## Begin RECORDS TO USE
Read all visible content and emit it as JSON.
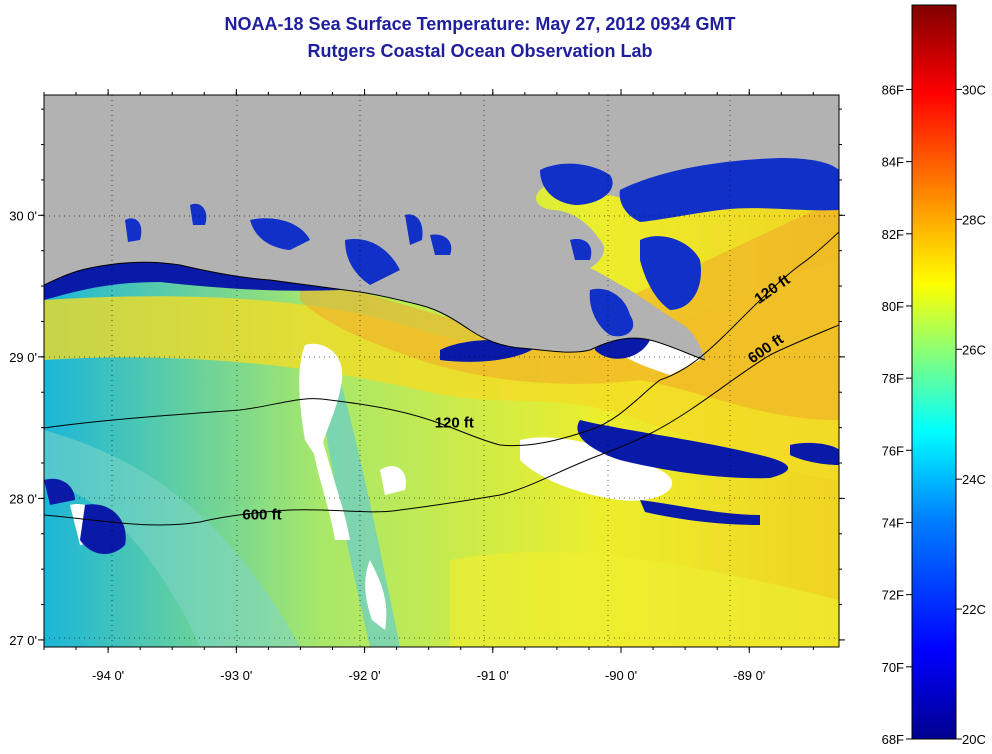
{
  "title": {
    "line1": "NOAA-18 Sea Surface Temperature:  May 27, 2012 0934 GMT",
    "line2": "Rutgers Coastal Ocean Observation Lab"
  },
  "map": {
    "lon_range": [
      -94.5,
      -88.3
    ],
    "lat_range": [
      26.95,
      30.85
    ],
    "lat_ticks": [
      {
        "value": 30.0,
        "label": "30 0'"
      },
      {
        "value": 29.0,
        "label": "29 0'"
      },
      {
        "value": 28.0,
        "label": "28 0'"
      },
      {
        "value": 27.0,
        "label": "27 0'"
      }
    ],
    "lon_ticks": [
      {
        "value": -94.0,
        "label": "-94 0'"
      },
      {
        "value": -93.0,
        "label": "-93 0'"
      },
      {
        "value": -92.0,
        "label": "-92 0'"
      },
      {
        "value": -91.0,
        "label": "-91 0'"
      },
      {
        "value": -90.0,
        "label": "-90 0'"
      },
      {
        "value": -89.0,
        "label": "-89 0'"
      }
    ],
    "grid": "dotted",
    "land_color": "#b2b2b2",
    "contour_labels": [
      {
        "text": "120 ft",
        "lon": -91.3,
        "lat": 28.5
      },
      {
        "text": "600 ft",
        "lon": -92.8,
        "lat": 27.85
      },
      {
        "text": "120 ft",
        "lon": -88.8,
        "lat": 29.45
      },
      {
        "text": "600 ft",
        "lon": -88.85,
        "lat": 29.03
      }
    ]
  },
  "colorbar": {
    "range_c": [
      20,
      31.3
    ],
    "fahrenheit_labels": [
      "86F",
      "84F",
      "82F",
      "80F",
      "78F",
      "76F",
      "74F",
      "72F",
      "70F",
      "68F"
    ],
    "celsius_labels": [
      "30C",
      "28C",
      "26C",
      "24C",
      "22C",
      "20C"
    ],
    "colors": [
      "#00008f",
      "#0000ff",
      "#0080ff",
      "#00ffff",
      "#80ff80",
      "#ffff00",
      "#ff8000",
      "#ff0000",
      "#800000"
    ]
  }
}
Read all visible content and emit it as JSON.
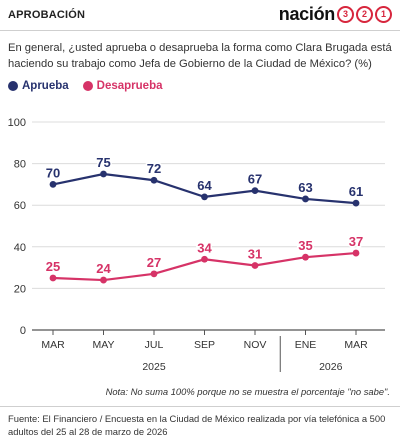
## End RECORDS TO USE
• WHAT IS EXPECTED
Write the entries above out again exactly, but not the pictures.

• TASK ANSWER
Read all visible content and emit it as JSON.
{
  "title": {
    "line1": "NOAA-18 Sea Surface Temperature:  May 27, 2012 0934 GMT",
    "line2": "Rutgers Coastal Ocean Observation Lab"
  },
  "map": {
    "lon_range": [
      -94.5,
      -88.3
    ],
    "lat_range": [
      26.95,
      30.85
    ],
    "lat_ticks": [
      {
        "value": 30.0,
        "label": "30 0'"
      },
      {
        "value": 29.0,
        "label": "29 0'"
      },
      {
        "value": 28.0,
        "label": "28 0'"
      },
      {
        "value": 27.0,
        "label": "27 0'"
      }
    ],
    "lon_ticks": [
      {
        "value": -94.0,
        "label": "-94 0'"
      },
      {
        "value": -93.0,
        "label": "-93 0'"
      },
      {
        "value": -92.0,
        "label": "-92 0'"
      },
      {
        "value": -91.0,
        "label": "-91 0'"
      },
      {
        "value": -90.0,
        "label": "-90 0'"
      },
      {
        "value": -89.0,
        "label": "-89 0'"
      }
    ],
    "grid": "dotted",
    "land_color": "#b2b2b2",
    "contour_labels": [
      {
        "text": "120 ft",
        "lon": -91.3,
        "lat": 28.5
      },
      {
        "text": "600 ft",
        "lon": -92.8,
        "lat": 27.85
      },
      {
        "text": "120 ft",
        "lon": -88.8,
        "lat": 29.45
      },
      {
        "text": "600 ft",
        "lon": -88.85,
        "lat": 29.03
      }
    ]
  },
  "colorbar": {
    "range_c": [
      20,
      31.3
    ],
    "fahrenheit_labels": [
      "86F",
      "84F",
      "82F",
      "80F",
      "78F",
      "76F",
      "74F",
      "72F",
      "70F",
      "68F"
    ],
    "celsius_labels": [
      "30C",
      "28C",
      "26C",
      "24C",
      "22C",
      "20C"
    ],
    "colors": [
      "#00008f",
      "#0000ff",
      "#0080ff",
      "#00ffff",
      "#80ff80",
      "#ffff00",
      "#ff8000",
      "#ff0000",
      "#800000"
    ]
  }
}
Read all visible content and emit it as JSON.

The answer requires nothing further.